Omit every picture while repeating the entries exactly.

+ + + +

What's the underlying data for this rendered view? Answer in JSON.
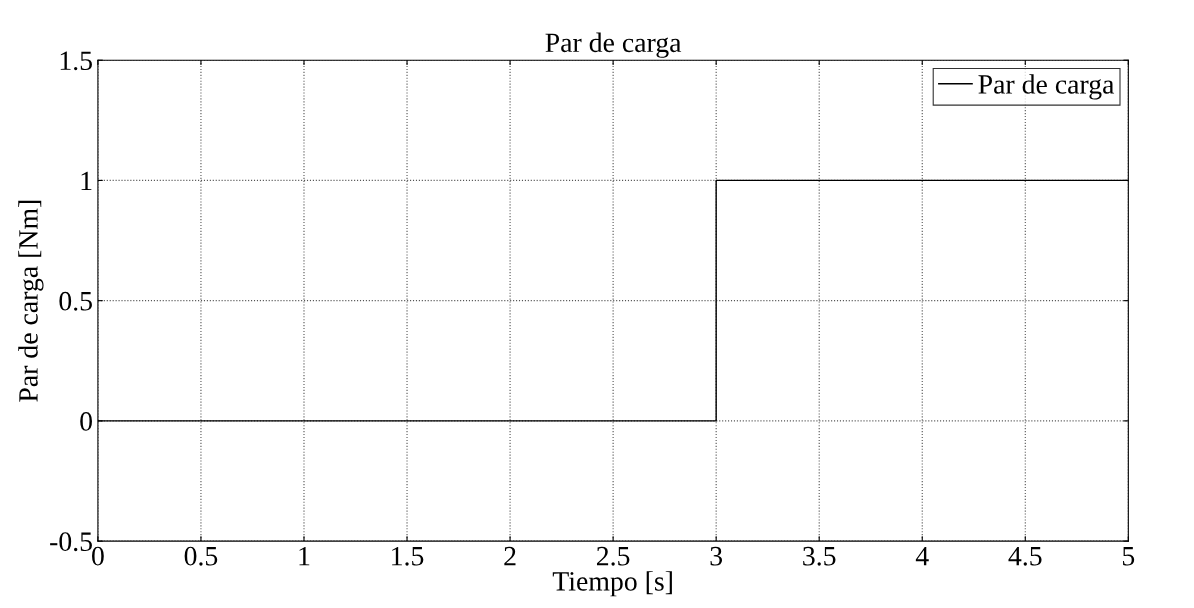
{
  "chart_data": {
    "type": "line",
    "title": "Par de carga",
    "xlabel": "Tiempo [s]",
    "ylabel": "Par de carga [Nm]",
    "x": [
      0,
      3,
      3,
      5
    ],
    "series": [
      {
        "name": "Par de carga",
        "color": "#000000",
        "values": [
          0,
          0,
          1,
          1
        ]
      }
    ],
    "xlim": [
      0,
      5
    ],
    "xticks": [
      0,
      0.5,
      1,
      1.5,
      2,
      2.5,
      3,
      3.5,
      4,
      4.5,
      5
    ],
    "ylim": [
      -0.5,
      1.5
    ],
    "yticks": [
      {
        "value": -0.5,
        "label": "-0.5"
      },
      0,
      0.5,
      1,
      1.5
    ],
    "grid": true,
    "legend": "top right",
    "line_style": "solid",
    "marker": "none"
  }
}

+ + + +

Solution:
What's the underlying data for this rendered view? Answer in JSON.
{
  "chart_data": {
    "type": "line",
    "title": "Par de carga",
    "xlabel": "Tiempo [s]",
    "ylabel": "Par de carga [Nm]",
    "x": [
      0,
      3,
      3,
      5
    ],
    "series": [
      {
        "name": "Par de carga",
        "color": "#000000",
        "values": [
          0,
          0,
          1,
          1
        ]
      }
    ],
    "xlim": [
      0,
      5
    ],
    "xticks": [
      0,
      0.5,
      1,
      1.5,
      2,
      2.5,
      3,
      3.5,
      4,
      4.5,
      5
    ],
    "ylim": [
      -0.5,
      1.5
    ],
    "yticks": [
      {
        "value": -0.5,
        "label": "-0.5"
      },
      0,
      0.5,
      1,
      1.5
    ],
    "grid": true,
    "legend": "top right",
    "line_style": "solid",
    "marker": "none"
  }
}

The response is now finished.